Start of Stored rows

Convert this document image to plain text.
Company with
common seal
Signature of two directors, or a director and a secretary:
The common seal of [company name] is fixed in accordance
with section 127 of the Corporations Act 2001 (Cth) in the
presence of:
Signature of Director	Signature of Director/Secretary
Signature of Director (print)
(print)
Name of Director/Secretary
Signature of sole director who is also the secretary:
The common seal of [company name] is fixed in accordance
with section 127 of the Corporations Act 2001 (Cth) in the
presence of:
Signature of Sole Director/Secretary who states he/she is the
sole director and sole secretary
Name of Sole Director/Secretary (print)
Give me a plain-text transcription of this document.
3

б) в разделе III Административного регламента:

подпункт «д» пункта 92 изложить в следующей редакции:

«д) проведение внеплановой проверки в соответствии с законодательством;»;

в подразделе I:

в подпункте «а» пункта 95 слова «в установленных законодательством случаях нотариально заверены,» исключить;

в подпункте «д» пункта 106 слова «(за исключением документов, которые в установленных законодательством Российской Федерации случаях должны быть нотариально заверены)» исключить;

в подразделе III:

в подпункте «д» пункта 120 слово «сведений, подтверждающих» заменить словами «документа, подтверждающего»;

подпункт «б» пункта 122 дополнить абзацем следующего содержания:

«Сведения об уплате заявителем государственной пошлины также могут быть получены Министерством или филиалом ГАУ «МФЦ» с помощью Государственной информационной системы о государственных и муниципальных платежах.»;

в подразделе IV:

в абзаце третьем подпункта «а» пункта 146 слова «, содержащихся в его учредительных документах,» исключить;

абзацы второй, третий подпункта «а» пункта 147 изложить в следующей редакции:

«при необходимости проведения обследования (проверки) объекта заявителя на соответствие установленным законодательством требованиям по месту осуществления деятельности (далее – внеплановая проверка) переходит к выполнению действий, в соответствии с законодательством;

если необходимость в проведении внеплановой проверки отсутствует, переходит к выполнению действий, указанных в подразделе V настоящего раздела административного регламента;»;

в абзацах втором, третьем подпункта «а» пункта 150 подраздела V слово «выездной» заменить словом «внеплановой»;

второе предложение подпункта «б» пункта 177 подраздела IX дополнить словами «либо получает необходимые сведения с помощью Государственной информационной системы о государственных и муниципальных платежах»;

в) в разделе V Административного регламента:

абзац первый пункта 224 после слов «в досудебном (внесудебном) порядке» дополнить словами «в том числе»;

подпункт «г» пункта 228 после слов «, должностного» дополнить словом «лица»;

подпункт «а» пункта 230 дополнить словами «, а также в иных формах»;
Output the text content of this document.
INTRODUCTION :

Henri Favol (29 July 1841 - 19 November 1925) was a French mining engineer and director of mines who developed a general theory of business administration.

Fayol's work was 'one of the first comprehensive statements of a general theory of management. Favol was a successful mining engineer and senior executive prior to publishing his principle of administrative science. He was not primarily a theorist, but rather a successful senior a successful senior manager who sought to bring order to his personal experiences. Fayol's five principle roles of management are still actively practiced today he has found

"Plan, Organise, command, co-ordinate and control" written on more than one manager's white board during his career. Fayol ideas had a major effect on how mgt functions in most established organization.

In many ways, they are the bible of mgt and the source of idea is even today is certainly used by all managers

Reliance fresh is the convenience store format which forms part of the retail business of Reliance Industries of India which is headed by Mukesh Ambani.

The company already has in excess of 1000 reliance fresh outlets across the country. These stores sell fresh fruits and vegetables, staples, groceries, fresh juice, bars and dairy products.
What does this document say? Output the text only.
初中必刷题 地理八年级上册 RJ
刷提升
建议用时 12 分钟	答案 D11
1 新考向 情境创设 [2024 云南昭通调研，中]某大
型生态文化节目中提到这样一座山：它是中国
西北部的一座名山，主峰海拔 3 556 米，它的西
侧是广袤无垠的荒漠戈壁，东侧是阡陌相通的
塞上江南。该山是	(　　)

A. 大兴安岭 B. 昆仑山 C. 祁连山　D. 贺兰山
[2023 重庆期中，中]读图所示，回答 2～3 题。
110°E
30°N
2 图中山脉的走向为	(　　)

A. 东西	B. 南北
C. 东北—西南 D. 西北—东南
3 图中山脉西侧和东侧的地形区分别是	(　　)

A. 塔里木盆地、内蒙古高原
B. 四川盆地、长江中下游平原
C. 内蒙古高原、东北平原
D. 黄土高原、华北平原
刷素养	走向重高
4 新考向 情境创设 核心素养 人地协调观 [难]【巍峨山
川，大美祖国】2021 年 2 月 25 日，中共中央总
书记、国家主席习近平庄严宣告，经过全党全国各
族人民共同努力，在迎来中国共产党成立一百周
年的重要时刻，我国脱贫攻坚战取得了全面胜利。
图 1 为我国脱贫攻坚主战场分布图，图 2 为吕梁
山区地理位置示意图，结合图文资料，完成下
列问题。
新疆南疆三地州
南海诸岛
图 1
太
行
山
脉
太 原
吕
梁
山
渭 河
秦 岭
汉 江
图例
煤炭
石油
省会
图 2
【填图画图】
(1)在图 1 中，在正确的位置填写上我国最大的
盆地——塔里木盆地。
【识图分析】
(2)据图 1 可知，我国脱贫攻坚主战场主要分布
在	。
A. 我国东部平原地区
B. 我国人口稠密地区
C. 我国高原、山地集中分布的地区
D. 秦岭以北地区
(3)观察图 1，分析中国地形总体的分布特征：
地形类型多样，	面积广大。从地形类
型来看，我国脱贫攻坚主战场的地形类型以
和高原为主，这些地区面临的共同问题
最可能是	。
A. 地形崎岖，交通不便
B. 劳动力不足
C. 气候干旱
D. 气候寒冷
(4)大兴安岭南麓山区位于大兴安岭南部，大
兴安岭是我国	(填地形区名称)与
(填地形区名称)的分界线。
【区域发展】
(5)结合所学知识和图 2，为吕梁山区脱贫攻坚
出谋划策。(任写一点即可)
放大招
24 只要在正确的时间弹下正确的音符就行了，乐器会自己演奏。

End of Stored rows

**Exercise brief**: Type out the entries again, word for word.

**Response below**:
Convert this document image to plain text.
Company with
common seal
Signature of two directors, or a director and a secretary:
The common seal of [company name] is fixed in accordance
with section 127 of the Corporations Act 2001 (Cth) in the
presence of:
Signature of Director	Signature of Director/Secretary
Signature of Director (print)
(print)
Name of Director/Secretary
Signature of sole director who is also the secretary:
The common seal of [company name] is fixed in accordance
with section 127 of the Corporations Act 2001 (Cth) in the
presence of:
Signature of Sole Director/Secretary who states he/she is the
sole director and sole secretary
Name of Sole Director/Secretary (print)
Give me a plain-text transcription of this document.
3

б) в разделе III Административного регламента:

подпункт «д» пункта 92 изложить в следующей редакции:

«д) проведение внеплановой проверки в соответствии с законодательством;»;

в подразделе I:

в подпункте «а» пункта 95 слова «в установленных законодательством случаях нотариально заверены,» исключить;

в подпункте «д» пункта 106 слова «(за исключением документов, которые в установленных законодательством Российской Федерации случаях должны быть нотариально заверены)» исключить;

в подразделе III:

в подпункте «д» пункта 120 слово «сведений, подтверждающих» заменить словами «документа, подтверждающего»;

подпункт «б» пункта 122 дополнить абзацем следующего содержания:

«Сведения об уплате заявителем государственной пошлины также могут быть получены Министерством или филиалом ГАУ «МФЦ» с помощью Государственной информационной системы о государственных и муниципальных платежах.»;

в подразделе IV:

в абзаце третьем подпункта «а» пункта 146 слова «, содержащихся в его учредительных документах,» исключить;

абзацы второй, третий подпункта «а» пункта 147 изложить в следующей редакции:

«при необходимости проведения обследования (проверки) объекта заявителя на соответствие установленным законодательством требованиям по месту осуществления деятельности (далее – внеплановая проверка) переходит к выполнению действий, в соответствии с законодательством;

если необходимость в проведении внеплановой проверки отсутствует, переходит к выполнению действий, указанных в подразделе V настоящего раздела административного регламента;»;

в абзацах втором, третьем подпункта «а» пункта 150 подраздела V слово «выездной» заменить словом «внеплановой»;

второе предложение подпункта «б» пункта 177 подраздела IX дополнить словами «либо получает необходимые сведения с помощью Государственной информационной системы о государственных и муниципальных платежах»;

в) в разделе V Административного регламента:

абзац первый пункта 224 после слов «в досудебном (внесудебном) порядке» дополнить словами «в том числе»;

подпункт «г» пункта 228 после слов «, должностного» дополнить словом «лица»;

подпункт «а» пункта 230 дополнить словами «, а также в иных формах»;
Output the text content of this document.
INTRODUCTION :

Henri Favol (29 July 1841 - 19 November 1925) was a French mining engineer and director of mines who developed a general theory of business administration.

Fayol's work was 'one of the first comprehensive statements of a general theory of management. Favol was a successful mining engineer and senior executive prior to publishing his principle of administrative science. He was not primarily a theorist, but rather a successful senior a successful senior manager who sought to bring order to his personal experiences. Fayol's five principle roles of management are still actively practiced today he has found

"Plan, Organise, command, co-ordinate and control" written on more than one manager's white board during his career. Fayol ideas had a major effect on how mgt functions in most established organization.

In many ways, they are the bible of mgt and the source of idea is even today is certainly used by all managers

Reliance fresh is the convenience store format which forms part of the retail business of Reliance Industries of India which is headed by Mukesh Ambani.

The company already has in excess of 1000 reliance fresh outlets across the country. These stores sell fresh fruits and vegetables, staples, groceries, fresh juice, bars and dairy products.
What does this document say? Output the text only.
初中必刷题 地理八年级上册 RJ
刷提升
建议用时 12 分钟	答案 D11
1 新考向 情境创设 [2024 云南昭通调研，中]某大
型生态文化节目中提到这样一座山：它是中国
西北部的一座名山，主峰海拔 3 556 米，它的西
侧是广袤无垠的荒漠戈壁，东侧是阡陌相通的
塞上江南。该山是	(　　)

A. 大兴安岭 B. 昆仑山 C. 祁连山　D. 贺兰山
[2023 重庆期中，中]读图所示，回答 2～3 题。
110°E
30°N
2 图中山脉的走向为	(　　)

A. 东西	B. 南北
C. 东北—西南 D. 西北—东南
3 图中山脉西侧和东侧的地形区分别是	(　　)

A. 塔里木盆地、内蒙古高原
B. 四川盆地、长江中下游平原
C. 内蒙古高原、东北平原
D. 黄土高原、华北平原
刷素养	走向重高
4 新考向 情境创设 核心素养 人地协调观 [难]【巍峨山
川，大美祖国】2021 年 2 月 25 日，中共中央总
书记、国家主席习近平庄严宣告，经过全党全国各
族人民共同努力，在迎来中国共产党成立一百周
年的重要时刻，我国脱贫攻坚战取得了全面胜利。
图 1 为我国脱贫攻坚主战场分布图，图 2 为吕梁
山区地理位置示意图，结合图文资料，完成下
列问题。
新疆南疆三地州
南海诸岛
图 1
太
行
山
脉
太 原
吕
梁
山
渭 河
秦 岭
汉 江
图例
煤炭
石油
省会
图 2
【填图画图】
(1)在图 1 中，在正确的位置填写上我国最大的
盆地——塔里木盆地。
【识图分析】
(2)据图 1 可知，我国脱贫攻坚主战场主要分布
在	。
A. 我国东部平原地区
B. 我国人口稠密地区
C. 我国高原、山地集中分布的地区
D. 秦岭以北地区
(3)观察图 1，分析中国地形总体的分布特征：
地形类型多样，	面积广大。从地形类
型来看，我国脱贫攻坚主战场的地形类型以
和高原为主，这些地区面临的共同问题
最可能是	。
A. 地形崎岖，交通不便
B. 劳动力不足
C. 气候干旱
D. 气候寒冷
(4)大兴安岭南麓山区位于大兴安岭南部，大
兴安岭是我国	(填地形区名称)与
(填地形区名称)的分界线。
【区域发展】
(5)结合所学知识和图 2，为吕梁山区脱贫攻坚
出谋划策。(任写一点即可)
放大招
24 只要在正确的时间弹下正确的音符就行了，乐器会自己演奏。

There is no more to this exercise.